[Records from a collection of figures]
┌──
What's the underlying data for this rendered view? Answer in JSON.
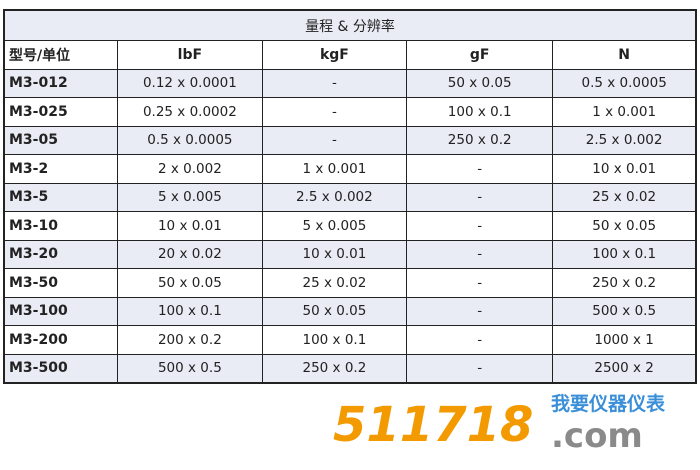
{
  "table": {
    "title": "量程 & 分辨率",
    "headers": [
      "型号/单位",
      "lbF",
      "kgF",
      "gF",
      "N"
    ],
    "rows": [
      [
        "M3-012",
        "0.12 x 0.0001",
        "-",
        "50 x 0.05",
        "0.5 x 0.0005"
      ],
      [
        "M3-025",
        "0.25 x 0.0002",
        "-",
        "100 x 0.1",
        "1 x 0.001"
      ],
      [
        "M3-05",
        "0.5 x 0.0005",
        "-",
        "250 x 0.2",
        "2.5 x 0.002"
      ],
      [
        "M3-2",
        "2 x 0.002",
        "1 x 0.001",
        "-",
        "10 x 0.01"
      ],
      [
        "M3-5",
        "5 x 0.005",
        "2.5 x 0.002",
        "-",
        "25 x 0.02"
      ],
      [
        "M3-10",
        "10 x 0.01",
        "5 x 0.005",
        "-",
        "50 x 0.05"
      ],
      [
        "M3-20",
        "20 x 0.02",
        "10 x 0.01",
        "-",
        "100 x 0.1"
      ],
      [
        "M3-50",
        "50 x 0.05",
        "25 x 0.02",
        "-",
        "250 x 0.2"
      ],
      [
        "M3-100",
        "100 x 0.1",
        "50 x 0.05",
        "-",
        "500 x 0.5"
      ],
      [
        "M3-200",
        "200 x 0.2",
        "100 x 0.1",
        "-",
        "1000 x 1"
      ],
      [
        "M3-500",
        "500 x 0.5",
        "250 x 0.2",
        "-",
        "2500 x 2"
      ]
    ]
  },
  "watermark": {
    "number": "511718",
    "chinese": "我要仪器仪表",
    "domain": ".com",
    "colors": {
      "number": "#f39a00",
      "chinese": "#3a8fd8",
      "domain": "#8a8a8a"
    }
  },
  "colors": {
    "row_shade": "#e9ebf5",
    "border": "#222222"
  }
}
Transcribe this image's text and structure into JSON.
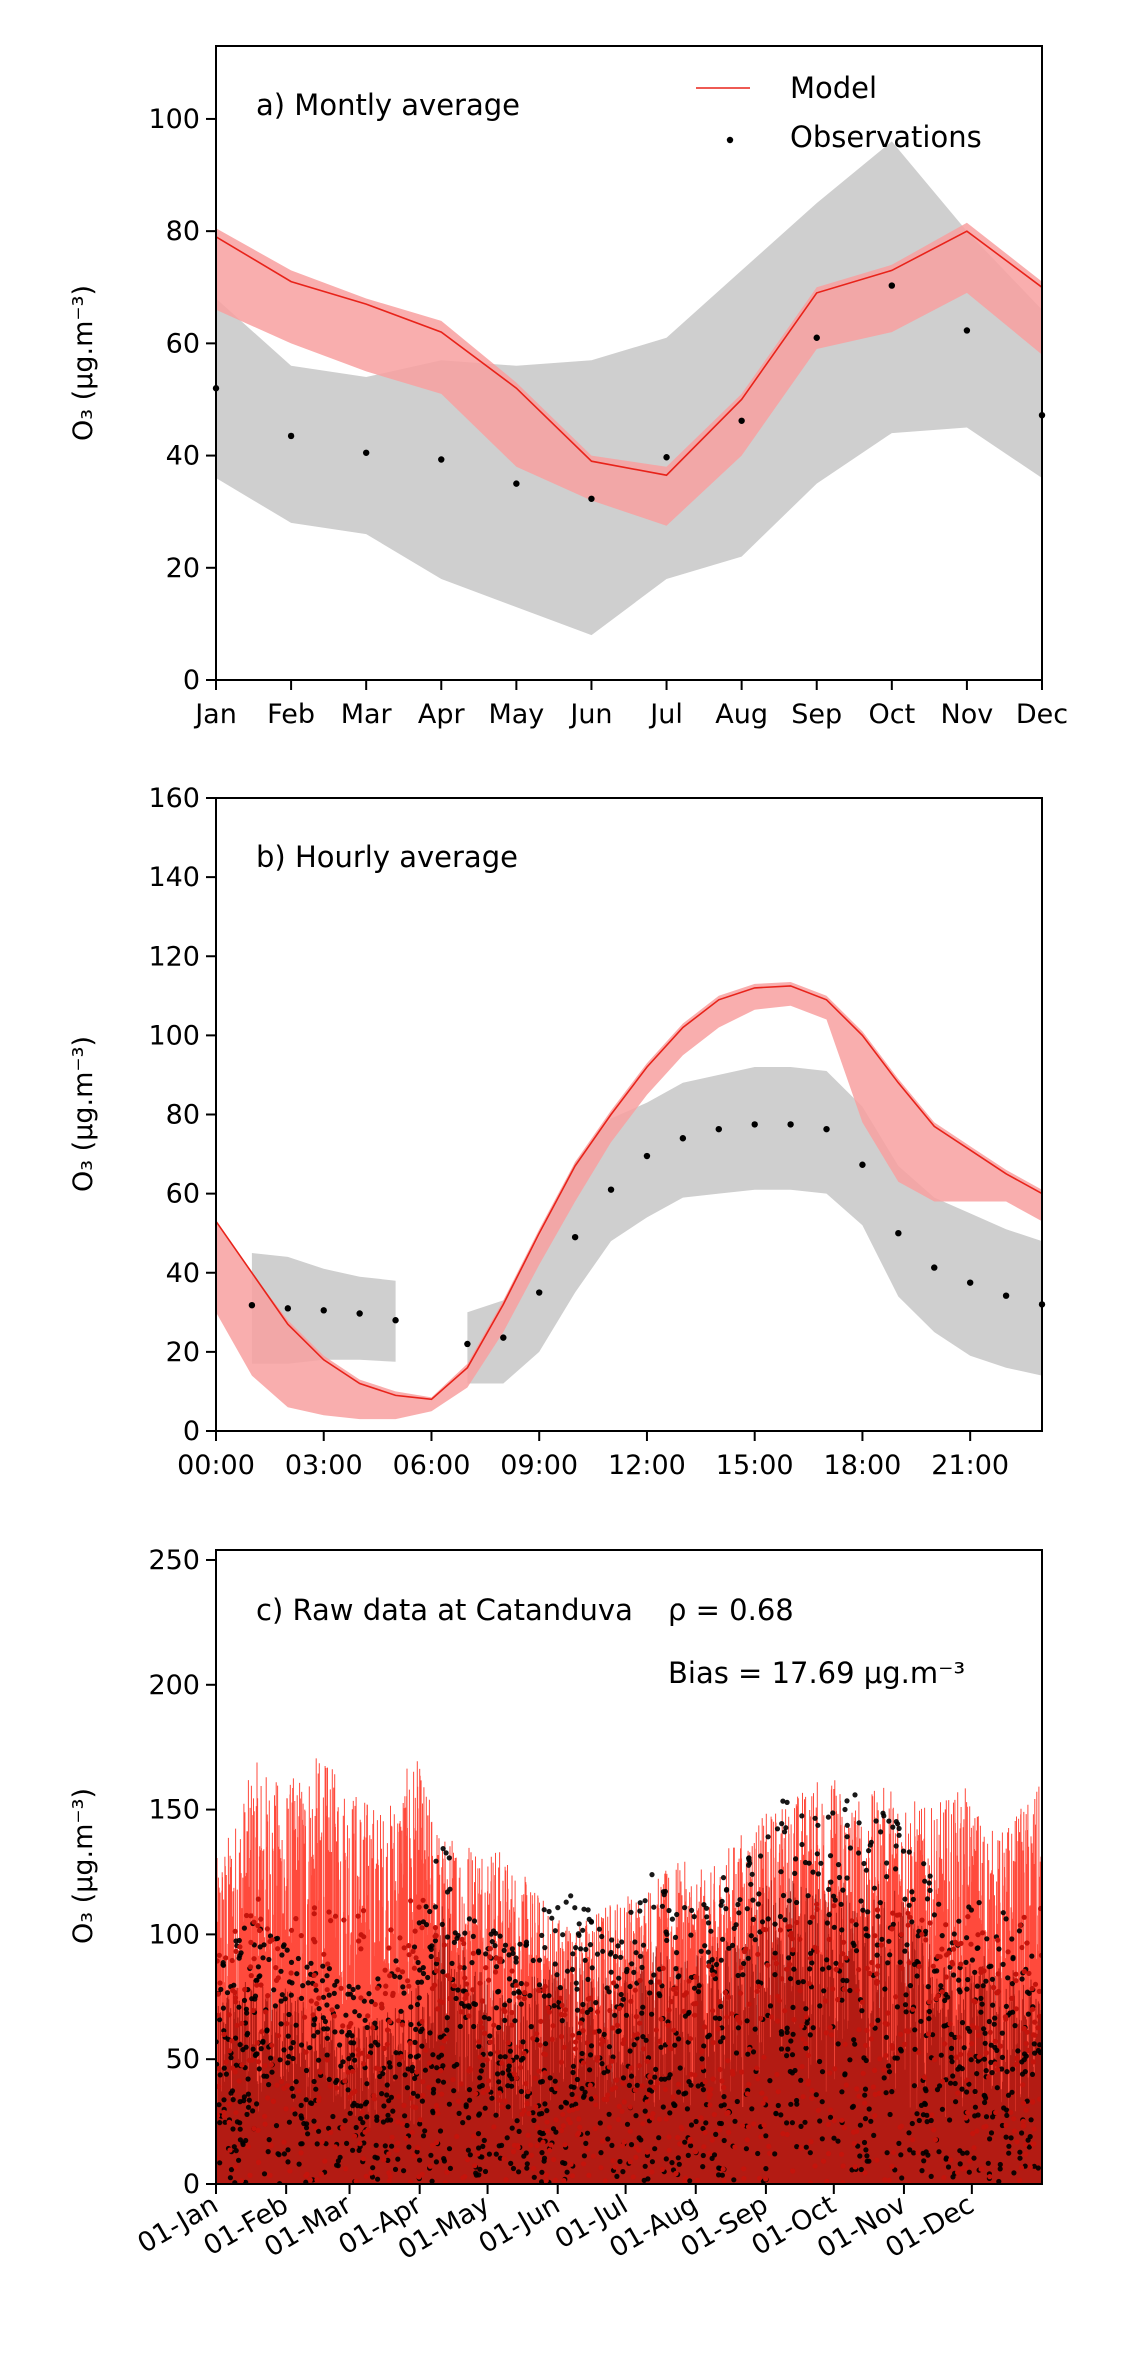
{
  "chart_data": [
    {
      "type": "line",
      "panel_label": "a) Montly average",
      "ylabel": "O₃ (μg.m⁻³)",
      "ylim": [
        0,
        113
      ],
      "yticks": [
        0,
        20,
        40,
        60,
        80,
        100
      ],
      "categories": [
        "Jan",
        "Feb",
        "Mar",
        "Apr",
        "May",
        "Jun",
        "Jul",
        "Aug",
        "Sep",
        "Oct",
        "Nov",
        "Dec"
      ],
      "legend": {
        "position": "top-right",
        "entries": [
          "Model",
          "Observations"
        ]
      },
      "series": [
        {
          "name": "Model",
          "kind": "line",
          "color": "#e8231a",
          "values": [
            79,
            71,
            67,
            62,
            52,
            39,
            36.5,
            50,
            69,
            73,
            80,
            70
          ]
        },
        {
          "name": "Model spread",
          "kind": "band",
          "color": "#f8a0a0",
          "lower": [
            66,
            60,
            55,
            51,
            38,
            32,
            27.5,
            40,
            59,
            62,
            69,
            58
          ],
          "upper": [
            80.5,
            73,
            68,
            64,
            53,
            40,
            38,
            51,
            70,
            74,
            81.5,
            71
          ]
        },
        {
          "name": "Observations",
          "kind": "points",
          "color": "#000000",
          "values": [
            52,
            43.5,
            40.5,
            39.3,
            35,
            32.3,
            39.7,
            46.2,
            61,
            70.3,
            62.3,
            47.2
          ]
        },
        {
          "name": "Observations spread",
          "kind": "band",
          "color": "#cfcfcf",
          "lower": [
            36,
            28,
            26,
            18,
            13,
            8,
            18,
            22,
            35,
            44,
            45,
            36
          ],
          "upper": [
            68,
            56,
            54,
            57,
            56,
            57,
            61,
            73,
            85,
            96,
            80,
            66
          ]
        }
      ]
    },
    {
      "type": "line",
      "panel_label": "b) Hourly average",
      "ylabel": "O₃ (μg.m⁻³)",
      "ylim": [
        0,
        160
      ],
      "yticks": [
        0,
        20,
        40,
        60,
        80,
        100,
        120,
        140,
        160
      ],
      "xlim": [
        0,
        23
      ],
      "xticks": [
        0,
        3,
        6,
        9,
        12,
        15,
        18,
        21
      ],
      "xtick_labels": [
        "00:00",
        "03:00",
        "06:00",
        "09:00",
        "12:00",
        "15:00",
        "18:00",
        "21:00"
      ],
      "x": [
        0,
        1,
        2,
        3,
        4,
        5,
        6,
        7,
        8,
        9,
        10,
        11,
        12,
        13,
        14,
        15,
        16,
        17,
        18,
        19,
        20,
        21,
        22,
        23
      ],
      "series": [
        {
          "name": "Model",
          "kind": "line",
          "color": "#e8231a",
          "values": [
            53,
            40,
            27,
            18,
            12,
            9,
            8,
            16,
            32,
            50,
            67,
            80,
            92,
            102,
            109,
            112,
            112.5,
            109,
            100,
            88,
            77,
            71,
            65,
            60
          ]
        },
        {
          "name": "Model spread",
          "kind": "band",
          "color": "#f8a0a0",
          "lower": [
            30,
            14,
            6,
            4,
            3,
            3,
            5,
            11,
            25,
            42,
            58,
            73,
            85,
            95,
            102,
            106.5,
            107.5,
            104,
            78,
            63,
            58,
            58,
            58,
            53
          ],
          "upper": [
            53,
            40,
            28,
            19,
            13,
            10,
            8.5,
            17,
            33,
            51,
            68,
            81,
            93,
            103,
            110,
            113,
            113.5,
            110,
            101,
            89,
            78,
            72,
            66,
            61
          ]
        },
        {
          "name": "Observations",
          "kind": "points",
          "color": "#000000",
          "values": [
            null,
            31.8,
            31,
            30.5,
            29.7,
            28,
            null,
            22,
            23.6,
            35,
            49,
            61,
            69.5,
            74,
            76.3,
            77.5,
            77.5,
            76.3,
            67.3,
            50,
            41.3,
            37.5,
            34.2,
            32
          ]
        },
        {
          "name": "Observations spread",
          "kind": "band",
          "color": "#cfcfcf",
          "lower": [
            null,
            17,
            17,
            18,
            18,
            17.5,
            null,
            12,
            12,
            20,
            35,
            48,
            54,
            59,
            60,
            61,
            61,
            60,
            52,
            34,
            25,
            19,
            16,
            14
          ],
          "upper": [
            null,
            45,
            44,
            41,
            39,
            38,
            null,
            30,
            33,
            49,
            68,
            79,
            83,
            88,
            90,
            92,
            92,
            91,
            82,
            67,
            59,
            55,
            51,
            48
          ]
        }
      ]
    },
    {
      "type": "line",
      "panel_label": "c) Raw data at Catanduva",
      "correlation_label": "ρ = 0.68",
      "bias_label": "Bias = 17.69 μg.m⁻³",
      "ylabel": "O₃ (μg.m⁻³)",
      "ylim": [
        0,
        254
      ],
      "yticks": [
        0,
        50,
        100,
        150,
        200,
        250
      ],
      "xtick_labels": [
        "01-Jan",
        "01-Feb",
        "01-Mar",
        "01-Apr",
        "01-May",
        "01-Jun",
        "01-Jul",
        "01-Aug",
        "01-Sep",
        "01-Oct",
        "01-Nov",
        "01-Dec"
      ],
      "xtick_days": [
        0,
        31,
        59,
        90,
        120,
        151,
        181,
        212,
        243,
        273,
        304,
        334
      ],
      "xlim_days": [
        0,
        365
      ],
      "series": [
        {
          "name": "Model",
          "kind": "hourly-spikes",
          "color": "#ff2a1a",
          "daily_peak": [
            [
              0,
              130
            ],
            [
              10,
              150
            ],
            [
              17,
              170
            ],
            [
              30,
              160
            ],
            [
              45,
              172
            ],
            [
              60,
              160
            ],
            [
              75,
              150
            ],
            [
              88,
              173
            ],
            [
              100,
              140
            ],
            [
              120,
              140
            ],
            [
              135,
              125
            ],
            [
              150,
              110
            ],
            [
              160,
              105
            ],
            [
              175,
              115
            ],
            [
              190,
              120
            ],
            [
              205,
              130
            ],
            [
              218,
              125
            ],
            [
              230,
              140
            ],
            [
              245,
              150
            ],
            [
              260,
              160
            ],
            [
              272,
              165
            ],
            [
              285,
              155
            ],
            [
              300,
              162
            ],
            [
              315,
              150
            ],
            [
              330,
              160
            ],
            [
              345,
              140
            ],
            [
              364,
              160
            ]
          ]
        },
        {
          "name": "Observations",
          "kind": "hourly-points",
          "color": "#000000",
          "daily_peak": [
            [
              0,
              90
            ],
            [
              15,
              105
            ],
            [
              30,
              100
            ],
            [
              45,
              90
            ],
            [
              60,
              80
            ],
            [
              75,
              85
            ],
            [
              88,
              100
            ],
            [
              100,
              140
            ],
            [
              115,
              110
            ],
            [
              130,
              95
            ],
            [
              145,
              110
            ],
            [
              160,
              120
            ],
            [
              175,
              100
            ],
            [
              192,
              125
            ],
            [
              205,
              110
            ],
            [
              220,
              120
            ],
            [
              232,
              130
            ],
            [
              245,
              155
            ],
            [
              258,
              155
            ],
            [
              268,
              150
            ],
            [
              282,
              160
            ],
            [
              298,
              150
            ],
            [
              312,
              130
            ],
            [
              325,
              110
            ],
            [
              340,
              115
            ],
            [
              364,
              100
            ]
          ]
        }
      ]
    }
  ]
}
└──
## Given problem
Answer with a single number: the count of lines holding the word "this".

## Exercise response
2